>> start
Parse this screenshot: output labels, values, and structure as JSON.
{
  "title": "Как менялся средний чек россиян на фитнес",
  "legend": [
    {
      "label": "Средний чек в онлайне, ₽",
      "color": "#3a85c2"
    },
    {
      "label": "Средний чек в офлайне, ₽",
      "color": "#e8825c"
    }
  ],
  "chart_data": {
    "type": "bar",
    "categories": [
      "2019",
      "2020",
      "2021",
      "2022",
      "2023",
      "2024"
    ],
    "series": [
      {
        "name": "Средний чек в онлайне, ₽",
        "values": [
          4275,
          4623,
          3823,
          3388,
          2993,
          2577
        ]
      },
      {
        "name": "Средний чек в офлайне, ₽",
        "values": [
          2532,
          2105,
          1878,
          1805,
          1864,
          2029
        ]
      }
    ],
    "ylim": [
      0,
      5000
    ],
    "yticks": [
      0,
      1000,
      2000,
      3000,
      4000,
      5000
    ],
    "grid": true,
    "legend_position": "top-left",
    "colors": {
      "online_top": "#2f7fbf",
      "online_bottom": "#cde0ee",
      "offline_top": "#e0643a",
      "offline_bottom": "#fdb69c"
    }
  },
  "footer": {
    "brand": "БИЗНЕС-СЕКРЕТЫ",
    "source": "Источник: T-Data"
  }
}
>> end
# What is required
Write out the data exactly as it stands.

# Task solution
Parse this screenshot: output labels, values, and structure as JSON.
{
  "title": "Как менялся средний чек россиян на фитнес",
  "legend": [
    {
      "label": "Средний чек в онлайне, ₽",
      "color": "#3a85c2"
    },
    {
      "label": "Средний чек в офлайне, ₽",
      "color": "#e8825c"
    }
  ],
  "chart_data": {
    "type": "bar",
    "categories": [
      "2019",
      "2020",
      "2021",
      "2022",
      "2023",
      "2024"
    ],
    "series": [
      {
        "name": "Средний чек в онлайне, ₽",
        "values": [
          4275,
          4623,
          3823,
          3388,
          2993,
          2577
        ]
      },
      {
        "name": "Средний чек в офлайне, ₽",
        "values": [
          2532,
          2105,
          1878,
          1805,
          1864,
          2029
        ]
      }
    ],
    "ylim": [
      0,
      5000
    ],
    "yticks": [
      0,
      1000,
      2000,
      3000,
      4000,
      5000
    ],
    "grid": true,
    "legend_position": "top-left",
    "colors": {
      "online_top": "#2f7fbf",
      "online_bottom": "#cde0ee",
      "offline_top": "#e0643a",
      "offline_bottom": "#fdb69c"
    }
  },
  "footer": {
    "brand": "БИЗНЕС-СЕКРЕТЫ",
    "source": "Источник: T-Data"
  }
}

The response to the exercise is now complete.